**Aim of the exercise**
Your answer should be one number: how many lines of the records hold the string "Rodeo".

**Data shown**
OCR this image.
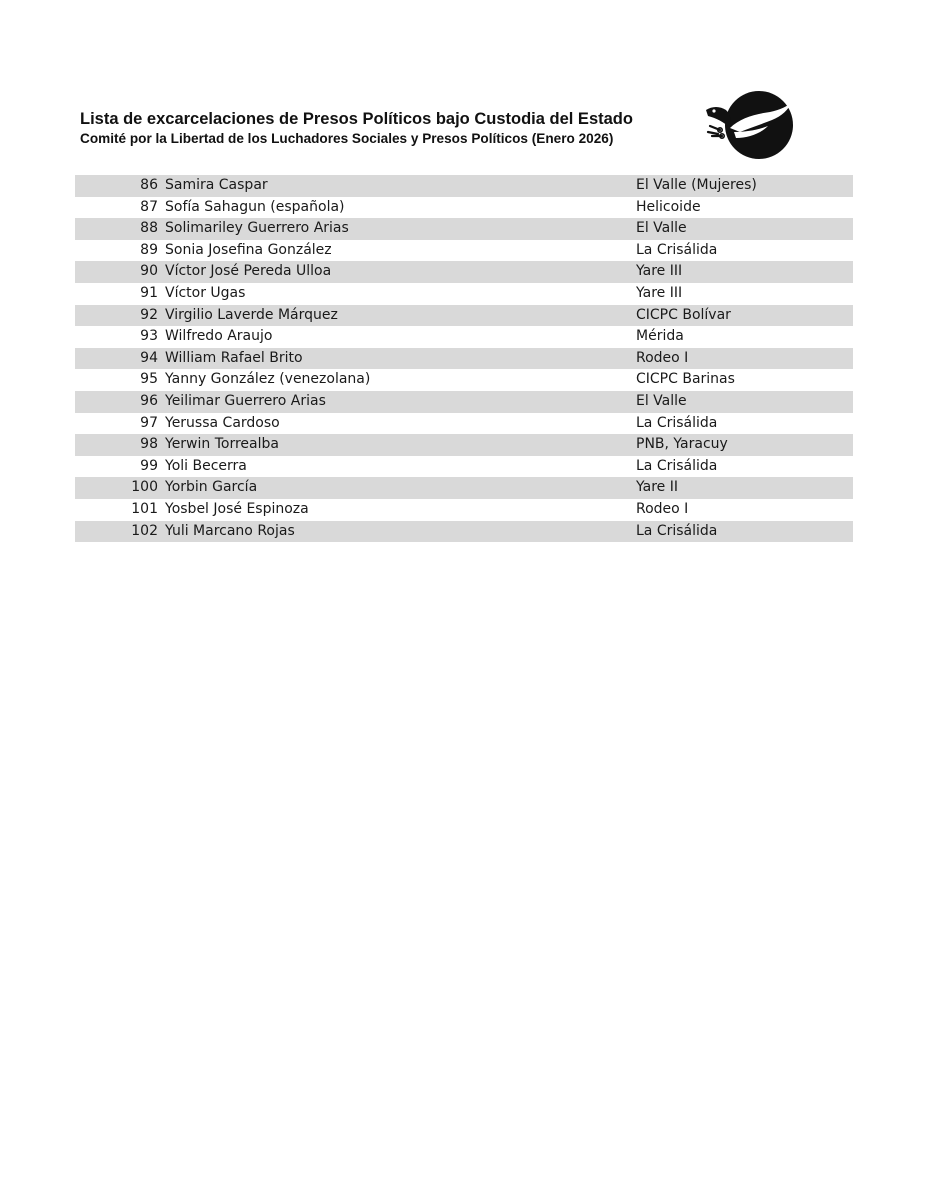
Lista de excarcelaciones de Presos Políticos bajo Custodia del Estado
Comité por la Libertad de los Luchadores Sociales y Presos Políticos (Enero 2026)
86 Samira Caspar	El Valle (Mujeres)
87 Sofía Sahagun (española)	Helicoide
88 Solimariley Guerrero Arias	El Valle
89 Sonia Josefina González	La Crisálida
90 Víctor José Pereda Ulloa	Yare III
91 Víctor Ugas	Yare III
92 Virgilio Laverde Márquez	CICPC Bolívar
93 Wilfredo Araujo	Mérida
94 William Rafael Brito	Rodeo I
95 Yanny González (venezolana)	CICPC Barinas
96 Yeilimar Guerrero Arias	El Valle
97 Yerussa Cardoso	La Crisálida
98 Yerwin Torrealba	PNB, Yaracuy
99 Yoli Becerra	La Crisálida
100 Yorbin García	Yare II
101 Yosbel José Espinoza	Rodeo I
102 Yuli Marcano Rojas	La Crisálida
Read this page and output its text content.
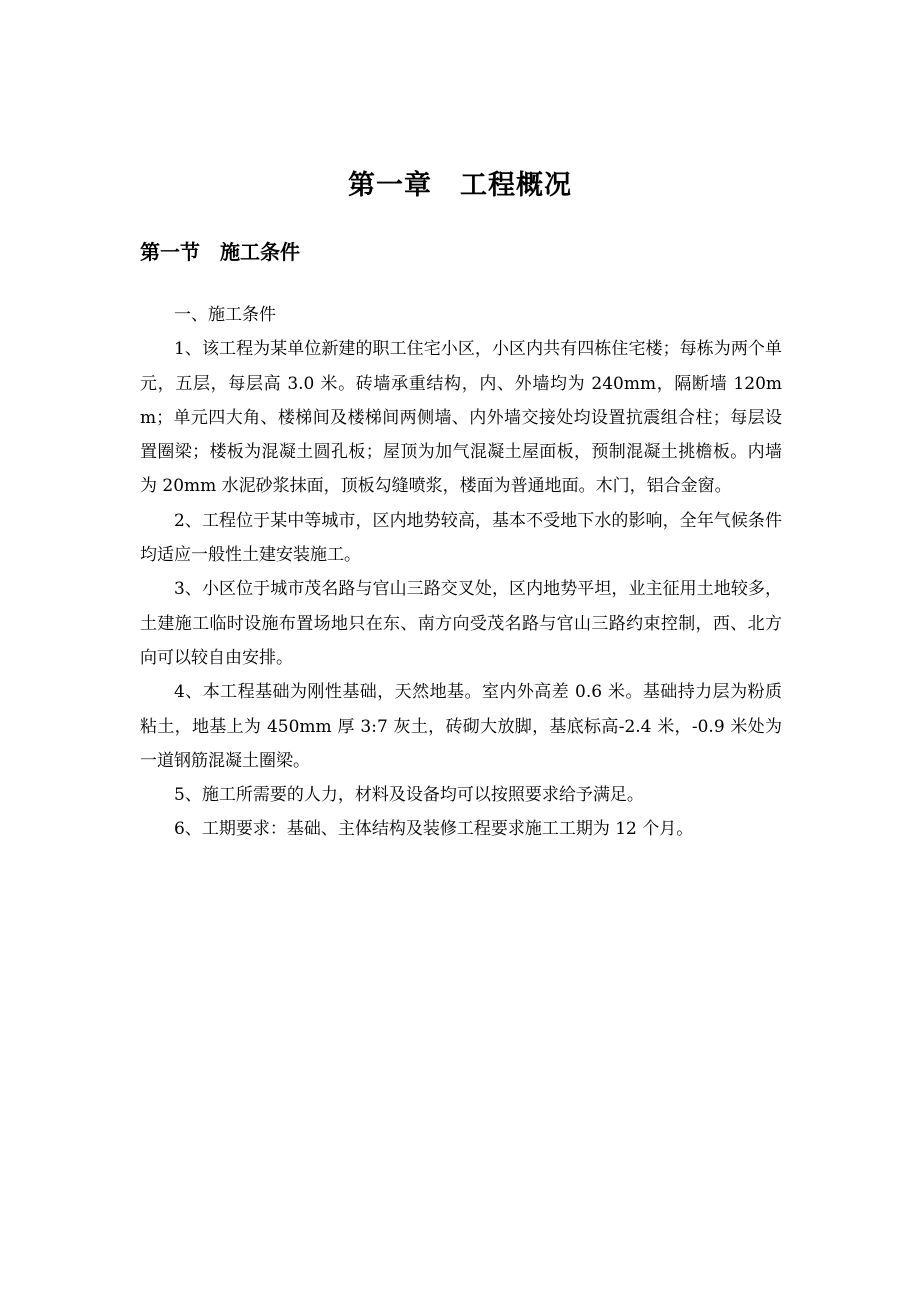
第一章　工程概况
第一节　施工条件

一、施工条件

1、该工程为某单位新建的职工住宅小区，小区内共有四栋住宅楼；每栋为两个单元，五层，每层高 3.0 米。砖墙承重结构，内、外墙均为 240mm，隔断墙 120mm；单元四大角、楼梯间及楼梯间两侧墙、内外墙交接处均设置抗震组合柱；每层设置圈梁；楼板为混凝土圆孔板；屋顶为加气混凝土屋面板，预制混凝土挑檐板。内墙为 20mm 水泥砂浆抹面，顶板勾缝喷浆，楼面为普通地面。木门，铝合金窗。

2、工程位于某中等城市，区内地势较高，基本不受地下水的影响，全年气候条件均适应一般性土建安装施工。

3、小区位于城市茂名路与官山三路交叉处，区内地势平坦，业主征用土地较多，土建施工临时设施布置场地只在东、南方向受茂名路与官山三路约束控制，西、北方向可以较自由安排。

4、本工程基础为刚性基础，天然地基。室内外高差 0.6 米。基础持力层为粉质粘土，地基上为 450mm 厚 3:7 灰土，砖砌大放脚，基底标高-2.4 米，-0.9 米处为一道钢筋混凝土圈梁。

5、施工所需要的人力，材料及设备均可以按照要求给予满足。

6、工期要求：基础、主体结构及装修工程要求施工工期为 12 个月。
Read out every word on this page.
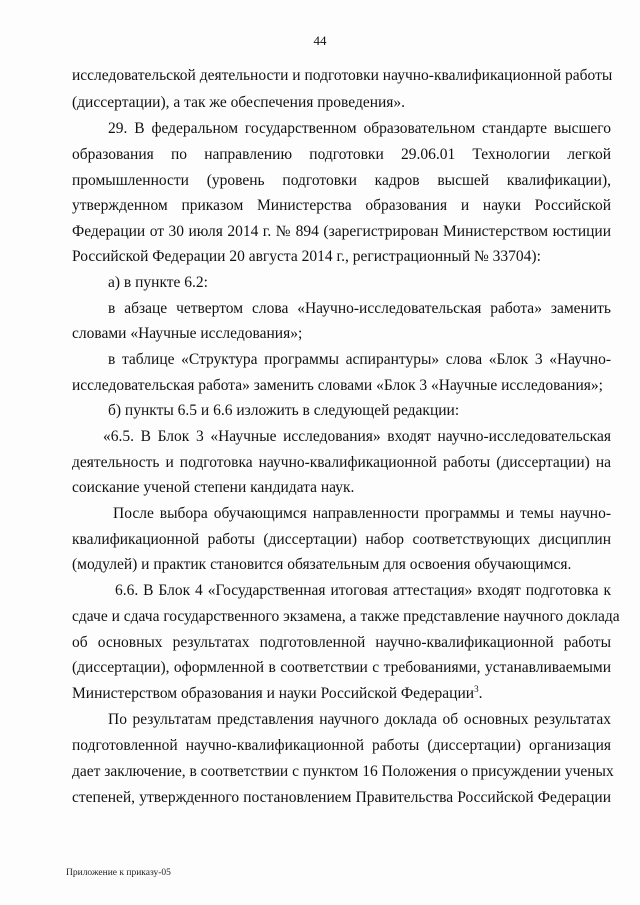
44
исследовательской деятельности и подготовки научно-квалификационной работы
(диссертации), а так же обеспечения проведения».
29. В федеральном государственном образовательном стандарте высшего
образования по направлению подготовки 29.06.01 Технологии легкой
промышленности (уровень подготовки кадров высшей квалификации),
утвержденном приказом Министерства образования и науки Российской
Федерации от 30 июля 2014 г. № 894 (зарегистрирован Министерством юстиции
Российской Федерации 20 августа 2014 г., регистрационный № 33704):
а) в пункте 6.2:
в абзаце четвертом слова «Научно-исследовательская работа» заменить
словами «Научные исследования»;
в таблице «Структура программы аспирантуры» слова «Блок 3 «Научно-
исследовательская работа» заменить словами «Блок 3 «Научные исследования»;
б) пункты 6.5 и 6.6 изложить в следующей редакции:
«6.5. В Блок 3 «Научные исследования» входят научно-исследовательская
деятельность и подготовка научно-квалификационной работы (диссертации) на
соискание ученой степени кандидата наук.
После выбора обучающимся направленности программы и темы научно-
квалификационной работы (диссертации) набор соответствующих дисциплин
(модулей) и практик становится обязательным для освоения обучающимся.
6.6. В Блок 4 «Государственная итоговая аттестация» входят подготовка к
сдаче и сдача государственного экзамена, а также представление научного доклада
об основных результатах подготовленной научно-квалификационной работы
(диссертации), оформленной в соответствии с требованиями, устанавливаемыми
Министерством образования и науки Российской Федерации$^3$.
По результатам представления научного доклада об основных результатах
подготовленной научно-квалификационной работы (диссертации) организация
дает заключение, в соответствии с пунктом 16 Положения о присуждении ученых
степеней, утвержденного постановлением Правительства Российской Федерации
Приложение к приказу-05
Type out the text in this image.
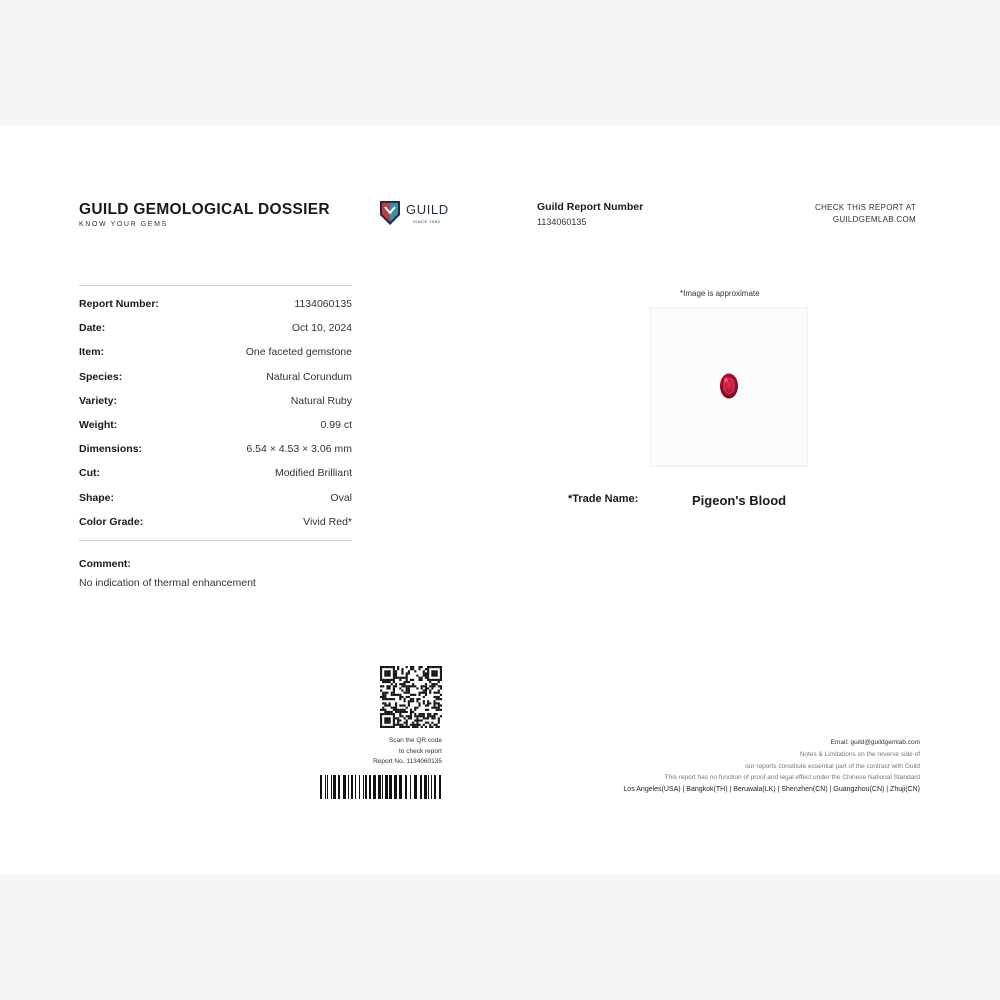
GUILD GEMOLOGICAL DOSSIER
KNOW YOUR GEMS
GUILD
SINCE 1980
Guild Report Number
1134060135
CHECK THIS REPORT AT
GUILDGEMLAB.COM
Report Number:	1134060135
Date:	Oct 10, 2024
Item:	One faceted gemstone
Species:	Natural Corundum
Variety:	Natural Ruby
Weight:	0.99 ct
Dimensions:	6.54 × 4.53 × 3.06 mm
Cut:	Modified Brilliant
Shape:	Oval
Color Grade:	Vivid Red*
Comment:
No indication of thermal enhancement
*Image is approximate
*Trade Name:	Pigeon's Blood
Scan the QR code
to check report
Report No. 1134060135
Email: guild@guildgemlab.com
Notes & Limitations on the reverse side of
our reports constitute essential part of the contract with Guild
This report has no function of proof and legal effect under the Chinese National Standard
Los Angeles(USA) | Bangkok(TH) | Beruwala(LK) | Shenzhen(CN) | Guangzhou(CN) | Zhuji(CN)
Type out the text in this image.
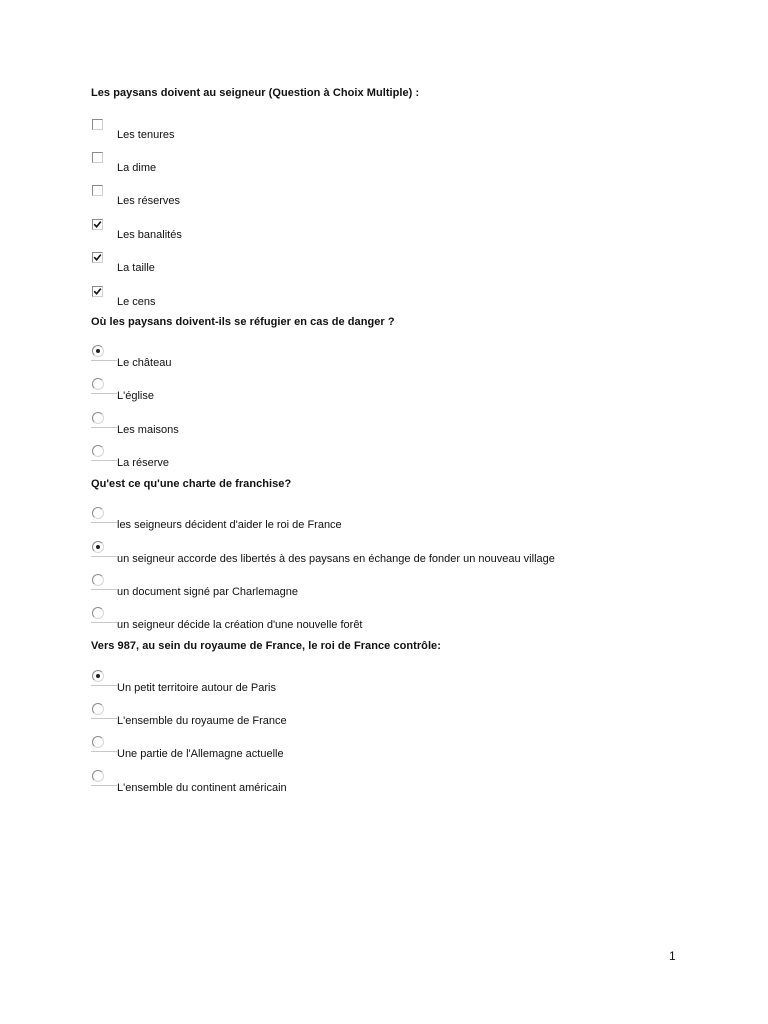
Les paysans doivent au seigneur (Question à Choix Multiple) :
Les tenures
La dime
Les réserves
Les banalités
La taille
Le cens
Où les paysans doivent-ils se réfugier en cas de danger ?
Le château
L'église
Les maisons
La réserve
Qu'est ce qu'une charte de franchise?
les seigneurs décident d'aider le roi de France
un seigneur accorde des libertés à des paysans en échange de fonder un nouveau village
un document signé par Charlemagne
un seigneur décide la création d'une nouvelle forêt
Vers 987, au sein du royaume de France, le roi de France contrôle:
Un petit territoire autour de Paris
L'ensemble du royaume de France
Une partie de l'Allemagne actuelle
L'ensemble du continent américain
1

**Reply to the exercise**
2